**Work instruction 1**
In two sentences, what does the text on the Electronic Music Awards & Foundation report?
**Work instruction 2**
Print the stretch of the text on the Electronic Music Awards & Foundation from "The Electronic Music Awards &" through "extension of EMAF.".
** Opening Text under study block **
The Electronic Music Awards & Foundation was an awards and charity event announced on January 28, 2016 by Paul Oakenfold and TV4 Entertainment, which is headed by executive producer Paul Duddridge and CEO Jon Cody.  Russell Thomas served as the director of the program. The EMAF has no affiliation with The Electronic Music Awards and is not an extension of EMAF.

History
The event, originally called the "Electronic Music Awards & Foundation Show," was formed by Oakenfold, Duddridge, and Cody to give the Dance and EDM community an awards show of their own as well as giving back to the global community with the proceeds going to charities. It was to take place at the SLS Hotel in Los Angeles, California on April 14, 2016, and to air on Fox as a one-hour special on April 23, 2016. This would've mark the first time that a major awards show devoted to the Dance/EDM community aired on American television.
** Closing Text under study block **
** Opening Data extract block **
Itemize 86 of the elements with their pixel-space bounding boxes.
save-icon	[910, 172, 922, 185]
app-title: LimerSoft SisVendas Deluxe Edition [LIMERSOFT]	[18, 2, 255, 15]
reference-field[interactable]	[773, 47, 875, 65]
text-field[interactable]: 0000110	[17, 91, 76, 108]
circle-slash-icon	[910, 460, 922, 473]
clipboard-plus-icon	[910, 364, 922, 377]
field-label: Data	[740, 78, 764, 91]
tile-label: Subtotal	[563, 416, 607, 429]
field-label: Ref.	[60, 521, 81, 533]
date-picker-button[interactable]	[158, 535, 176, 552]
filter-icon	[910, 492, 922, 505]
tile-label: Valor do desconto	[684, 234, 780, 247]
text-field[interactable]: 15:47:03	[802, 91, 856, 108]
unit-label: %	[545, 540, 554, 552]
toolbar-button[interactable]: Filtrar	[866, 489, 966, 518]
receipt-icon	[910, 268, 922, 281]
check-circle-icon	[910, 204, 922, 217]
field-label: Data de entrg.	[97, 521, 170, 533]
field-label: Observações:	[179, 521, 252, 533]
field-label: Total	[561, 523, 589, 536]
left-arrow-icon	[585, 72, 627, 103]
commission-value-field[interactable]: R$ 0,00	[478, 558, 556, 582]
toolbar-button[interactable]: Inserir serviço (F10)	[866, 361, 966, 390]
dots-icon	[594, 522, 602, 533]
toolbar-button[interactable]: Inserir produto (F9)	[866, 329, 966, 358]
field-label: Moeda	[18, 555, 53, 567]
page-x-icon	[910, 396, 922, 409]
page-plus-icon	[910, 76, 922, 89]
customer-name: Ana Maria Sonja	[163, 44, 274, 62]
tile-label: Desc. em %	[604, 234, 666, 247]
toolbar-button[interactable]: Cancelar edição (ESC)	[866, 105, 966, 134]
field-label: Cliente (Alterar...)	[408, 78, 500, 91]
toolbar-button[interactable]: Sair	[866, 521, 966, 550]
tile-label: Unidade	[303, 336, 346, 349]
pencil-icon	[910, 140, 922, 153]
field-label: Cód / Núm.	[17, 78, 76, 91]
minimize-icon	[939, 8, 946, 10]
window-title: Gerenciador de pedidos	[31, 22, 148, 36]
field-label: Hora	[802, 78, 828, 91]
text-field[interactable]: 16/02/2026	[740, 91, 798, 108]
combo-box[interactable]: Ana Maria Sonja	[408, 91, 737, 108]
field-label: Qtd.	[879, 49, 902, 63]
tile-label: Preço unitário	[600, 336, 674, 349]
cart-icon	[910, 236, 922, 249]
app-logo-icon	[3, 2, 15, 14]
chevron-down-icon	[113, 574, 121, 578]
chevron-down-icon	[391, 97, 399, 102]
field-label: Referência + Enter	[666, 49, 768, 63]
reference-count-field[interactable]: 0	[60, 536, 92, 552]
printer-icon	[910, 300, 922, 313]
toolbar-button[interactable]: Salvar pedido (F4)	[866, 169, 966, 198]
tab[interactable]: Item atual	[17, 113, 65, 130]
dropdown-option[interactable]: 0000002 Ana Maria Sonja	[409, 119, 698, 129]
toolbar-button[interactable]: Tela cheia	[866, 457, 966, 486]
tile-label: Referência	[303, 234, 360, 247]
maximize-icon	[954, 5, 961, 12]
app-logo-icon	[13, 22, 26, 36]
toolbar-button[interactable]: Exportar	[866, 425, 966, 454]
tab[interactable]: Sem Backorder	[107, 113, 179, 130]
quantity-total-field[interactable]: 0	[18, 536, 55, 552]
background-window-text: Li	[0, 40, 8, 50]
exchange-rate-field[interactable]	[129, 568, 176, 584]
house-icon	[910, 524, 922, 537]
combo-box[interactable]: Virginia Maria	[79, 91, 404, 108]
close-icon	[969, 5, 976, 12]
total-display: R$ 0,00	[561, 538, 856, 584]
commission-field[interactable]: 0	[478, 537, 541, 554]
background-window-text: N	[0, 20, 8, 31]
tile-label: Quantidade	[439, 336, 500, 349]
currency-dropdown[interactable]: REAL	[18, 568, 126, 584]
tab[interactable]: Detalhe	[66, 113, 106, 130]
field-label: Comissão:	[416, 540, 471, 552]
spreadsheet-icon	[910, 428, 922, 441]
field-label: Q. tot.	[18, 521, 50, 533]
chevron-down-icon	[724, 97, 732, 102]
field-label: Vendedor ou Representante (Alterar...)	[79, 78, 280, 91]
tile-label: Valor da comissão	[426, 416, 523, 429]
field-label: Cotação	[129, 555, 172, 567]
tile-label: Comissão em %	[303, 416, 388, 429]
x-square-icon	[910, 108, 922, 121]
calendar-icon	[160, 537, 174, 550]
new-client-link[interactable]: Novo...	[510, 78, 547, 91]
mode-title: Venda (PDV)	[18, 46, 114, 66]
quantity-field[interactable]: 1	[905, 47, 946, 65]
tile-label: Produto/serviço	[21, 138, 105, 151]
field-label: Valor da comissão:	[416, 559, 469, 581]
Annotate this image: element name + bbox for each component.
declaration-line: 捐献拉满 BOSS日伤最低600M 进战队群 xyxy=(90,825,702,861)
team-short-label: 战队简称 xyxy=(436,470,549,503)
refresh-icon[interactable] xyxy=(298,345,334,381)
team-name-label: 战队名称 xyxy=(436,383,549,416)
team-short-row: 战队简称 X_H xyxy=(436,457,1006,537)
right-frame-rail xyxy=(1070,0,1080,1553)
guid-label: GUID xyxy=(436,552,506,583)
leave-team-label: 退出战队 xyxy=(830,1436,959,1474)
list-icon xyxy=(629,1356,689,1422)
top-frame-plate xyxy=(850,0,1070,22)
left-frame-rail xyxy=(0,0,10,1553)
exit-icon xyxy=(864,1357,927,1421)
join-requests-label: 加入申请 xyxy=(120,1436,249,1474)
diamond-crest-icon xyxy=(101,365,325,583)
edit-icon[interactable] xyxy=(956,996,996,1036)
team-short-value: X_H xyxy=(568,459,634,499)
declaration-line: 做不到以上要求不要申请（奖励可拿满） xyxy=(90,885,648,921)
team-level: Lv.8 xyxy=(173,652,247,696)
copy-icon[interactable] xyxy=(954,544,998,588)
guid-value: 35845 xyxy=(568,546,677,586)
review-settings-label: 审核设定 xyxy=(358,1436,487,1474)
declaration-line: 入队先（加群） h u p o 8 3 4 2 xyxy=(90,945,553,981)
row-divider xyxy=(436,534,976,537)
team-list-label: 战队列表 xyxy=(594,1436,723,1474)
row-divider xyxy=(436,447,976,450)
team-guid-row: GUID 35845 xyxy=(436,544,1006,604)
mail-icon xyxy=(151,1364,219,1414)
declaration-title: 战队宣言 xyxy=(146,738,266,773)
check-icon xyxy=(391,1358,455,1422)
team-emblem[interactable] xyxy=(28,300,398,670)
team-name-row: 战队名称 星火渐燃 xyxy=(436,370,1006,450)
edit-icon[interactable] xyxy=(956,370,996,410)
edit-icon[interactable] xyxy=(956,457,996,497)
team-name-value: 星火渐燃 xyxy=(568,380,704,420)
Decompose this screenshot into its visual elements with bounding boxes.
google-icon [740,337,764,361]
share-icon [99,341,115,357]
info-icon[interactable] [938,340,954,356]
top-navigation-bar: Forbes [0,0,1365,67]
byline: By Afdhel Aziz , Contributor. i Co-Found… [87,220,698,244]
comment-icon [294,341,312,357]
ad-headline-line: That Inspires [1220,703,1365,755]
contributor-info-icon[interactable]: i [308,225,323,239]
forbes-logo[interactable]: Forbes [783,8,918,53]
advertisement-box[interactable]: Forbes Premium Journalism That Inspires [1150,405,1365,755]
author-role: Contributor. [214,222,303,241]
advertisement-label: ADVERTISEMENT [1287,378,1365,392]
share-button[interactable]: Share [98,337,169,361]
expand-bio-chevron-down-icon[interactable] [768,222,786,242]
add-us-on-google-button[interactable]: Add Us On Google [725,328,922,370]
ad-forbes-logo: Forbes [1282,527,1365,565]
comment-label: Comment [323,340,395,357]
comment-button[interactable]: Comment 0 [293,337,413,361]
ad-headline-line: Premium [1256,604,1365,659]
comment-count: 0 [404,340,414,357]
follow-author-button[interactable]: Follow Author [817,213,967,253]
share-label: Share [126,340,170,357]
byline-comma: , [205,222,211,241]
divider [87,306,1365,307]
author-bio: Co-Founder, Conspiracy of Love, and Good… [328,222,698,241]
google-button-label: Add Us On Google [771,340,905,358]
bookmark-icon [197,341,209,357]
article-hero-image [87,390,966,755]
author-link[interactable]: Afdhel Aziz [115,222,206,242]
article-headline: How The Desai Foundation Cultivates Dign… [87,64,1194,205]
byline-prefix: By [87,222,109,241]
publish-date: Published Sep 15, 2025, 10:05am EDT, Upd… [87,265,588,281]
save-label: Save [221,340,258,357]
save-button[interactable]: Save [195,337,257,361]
** Closing Data extract block **
**Written answer 1**
The Electronic Music Awards & Foundation was an awards and charity event announced on January 28, 2016 by Paul Oakenfold and TV4 Entertainment, and Oakenfold, Duddridge, and Cody formed it to give the Dance and EDM community its own awards show while sending the proceeds to charities. It was to take place at the SLS Hotel in Los Angeles, California on April 14, 2016, and air on Fox as a one-hour special on April 23, 2016.

**Written answer 2**
The Electronic Music Awards & Foundation was an awards and charity event announced on January 28, 2016 by Paul Oakenfold and TV4 Entertainment, which is headed by executive producer Paul Duddridge and CEO Jon Cody.  Russell Thomas served as the director of the program. The EMAF has no affiliation with The Electronic Music Awards and is not an extension of EMAF.